(Stored data entries)
- - -
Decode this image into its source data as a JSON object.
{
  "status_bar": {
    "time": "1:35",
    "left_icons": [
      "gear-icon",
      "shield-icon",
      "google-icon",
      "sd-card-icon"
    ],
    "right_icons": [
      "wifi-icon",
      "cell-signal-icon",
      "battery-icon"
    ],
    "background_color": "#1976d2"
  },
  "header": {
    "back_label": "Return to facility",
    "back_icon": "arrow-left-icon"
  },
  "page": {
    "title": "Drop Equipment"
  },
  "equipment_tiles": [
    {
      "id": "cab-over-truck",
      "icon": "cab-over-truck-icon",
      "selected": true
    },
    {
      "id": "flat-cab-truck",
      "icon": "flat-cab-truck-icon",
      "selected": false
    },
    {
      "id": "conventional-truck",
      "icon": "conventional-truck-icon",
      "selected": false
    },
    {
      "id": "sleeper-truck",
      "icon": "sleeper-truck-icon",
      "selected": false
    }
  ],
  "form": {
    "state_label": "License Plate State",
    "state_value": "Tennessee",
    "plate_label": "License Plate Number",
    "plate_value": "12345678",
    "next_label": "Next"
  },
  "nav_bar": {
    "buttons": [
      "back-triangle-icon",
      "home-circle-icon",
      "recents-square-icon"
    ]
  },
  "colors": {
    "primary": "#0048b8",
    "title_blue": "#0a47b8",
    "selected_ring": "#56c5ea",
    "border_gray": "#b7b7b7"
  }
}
- - -
Copy each line of the records above that carries the word "sleeper".

      "id": "sleeper-truck",
      "icon": "sleeper-truck-icon",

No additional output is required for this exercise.